## YOUR TASKS
(a) According to the forum thread, how long must the minimum savings be held in the bank?
(b) Reproduce the part of the forum thread that opens with the words containing "So if you earn" and closes with "000 = Minimum Savings.".
(c) Name every distinct username that appears as the author heading of a post in the forum thread.

## SELECTED TEXT
## Begin
Hi there, how much savings do you need in your bank account if you earn just under £18,600..e.g. £17,000?


----------



## nyclon (Apr 3, 2011)

Sel said:


> Hi there, how much savings do you need in your bank account if you earn just under £18,600..e.g. £17,000?


£20,000

The shortfall of £1600*2.5 plus a base savings of £16,000.


----------



## Sel (Mar 17, 2013)

a balance of £20,000 if you earn under £17.000 and how much savings do you need if you own exactly £18.600??


----------



## Sel (Mar 17, 2013)

nyclon said:


> £20,000
> 
> The shortfall of £1600*2.5 plus a base savings of £16,000.



Ok, thank you. so altogether £20.000, how much savings do you need if you meet the requirement?


----------



## WestCoastCanadianGirl (Mar 17, 2012)

Sel said:


> Hi there, how much savings do you need in your bank account if you earn just under £18,600..e.g. £17,000?


(_*n*_ x 2.5) + 16000 = Minimum Savings

where 

_*n*_ is the difference between your annual income and the £18600 benchmark

2.5 is the length of the first of 2 FLR(M) visas

16000 is the benchmark above which Britons are ineligible to receive public funds.

So if you earn £17k p.a. it would look like this

18600 - 17000 = *n*

1600 = _*n*_

thus

(1600 x 2.5) + 16000 = Minimum Savings

4000 + 16000 = Minimum Savings

20 000 = Minimum Savings.

You must have this in the bank for 6 months and also must provide bank statements showing this money. If the balance goes to £19999.99 for even _one day_, then the 6 month clock is reset and you must start again.

Good luck to you!


----------



## nyclon (Apr 3, 2011)

Sel said:


> Ok, thank you. so altogether £20.000, how much savings do you need if you meet the requirement?


Technically, none. If you are earning £18,600/year that covers the financial requirement.


----------



## Sel (Mar 17, 2013)

WestCoastCanadianGirl said:


> (_*n*_ x 2.5) + 16000 = Minimum Savings
> 
> where
> 
> ...



Thanks alot! I just can't believe how difficult it is to be the one you love..its like its a crime..


----------



## Sel (Mar 17, 2013)

WestCoastCanadianGirl said:


> (_*n*_ x 2.5) + 16000 = Minimum Savings
> 
> where
> 
> ...


so how much would you work out if you own £15,000??


----------



## nyclon (Apr 3, 2011)

Sel said:


> so how much would you work out if you own £15,000??



The shortfall times 2.5 plus £16000.

The formula doesn't change and the base savings doesn't change either.


----------



## Water Dragon (Jun 28, 2011)

*Does missing 1 payslip = Denial?*



2farapart said:


> Yes, a potential problem. The latest wage slip and bank statement MUST fall within 28 days of your application date. If there's a chance either will fall outside that period, you will need to delay your application until you have those too.


We have been discussing possible solutions to this, if in fact he doesn't have July's payslip prior to leaving Scotland (they come from southern England, not a local office). If we have 6 months of payslips (Jan-June) with the matching bank statements that clearly identify his direct deposits, and he can get the July bank statement that shows the July direct deposit, exactly as the other 6 months, could we write a letter of explanation in place of the payslip? Does anyone have any knowledge of a similar situation and the outcome?
## End
## GIVEN INFORMATION
## Begin
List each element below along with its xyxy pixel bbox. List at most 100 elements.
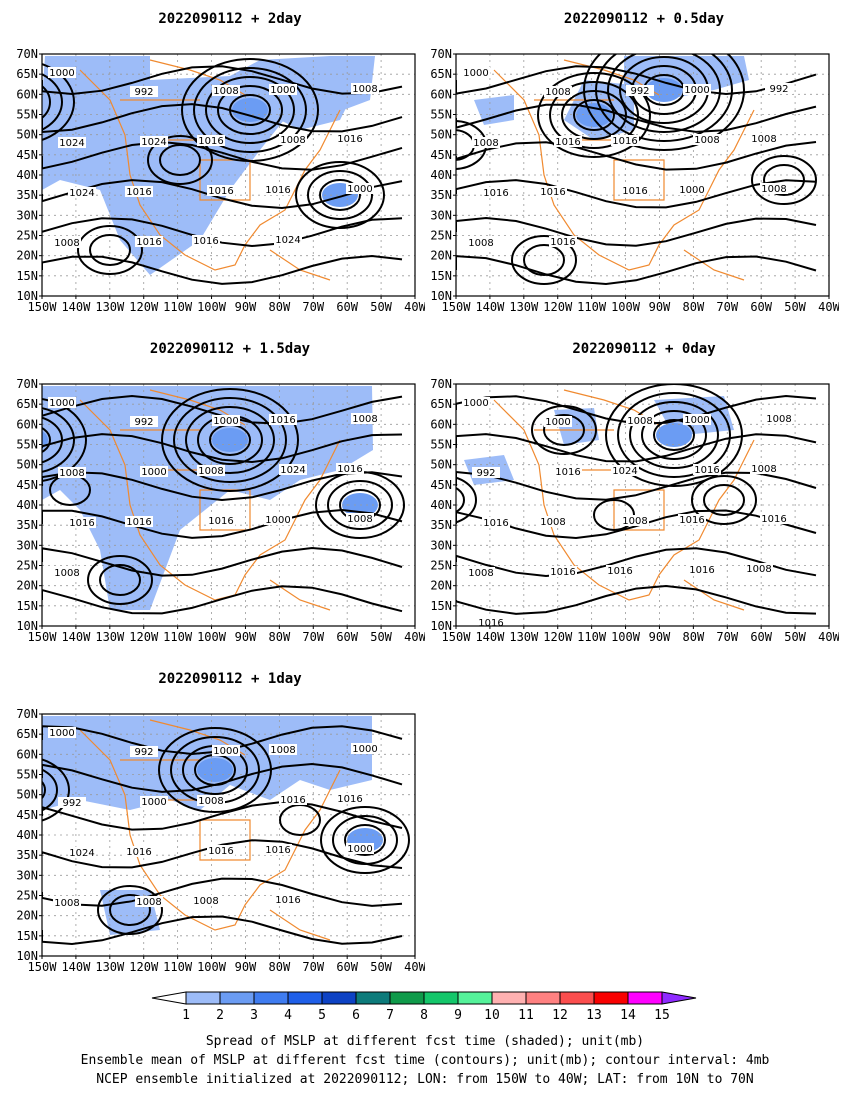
## End
## ANSWERS GIVEN
(a) Six months.

(b)
So if you earn £17k p.a. it would look like this

18600 - 17000 = *n*

1600 = _*n*_

thus

(1600 x 2.5) + 16000 = Minimum Savings

4000 + 16000 = Minimum Savings

20 000 = Minimum Savings.

(c) nyclon, Sel, WestCoastCanadianGirl, Water Dragon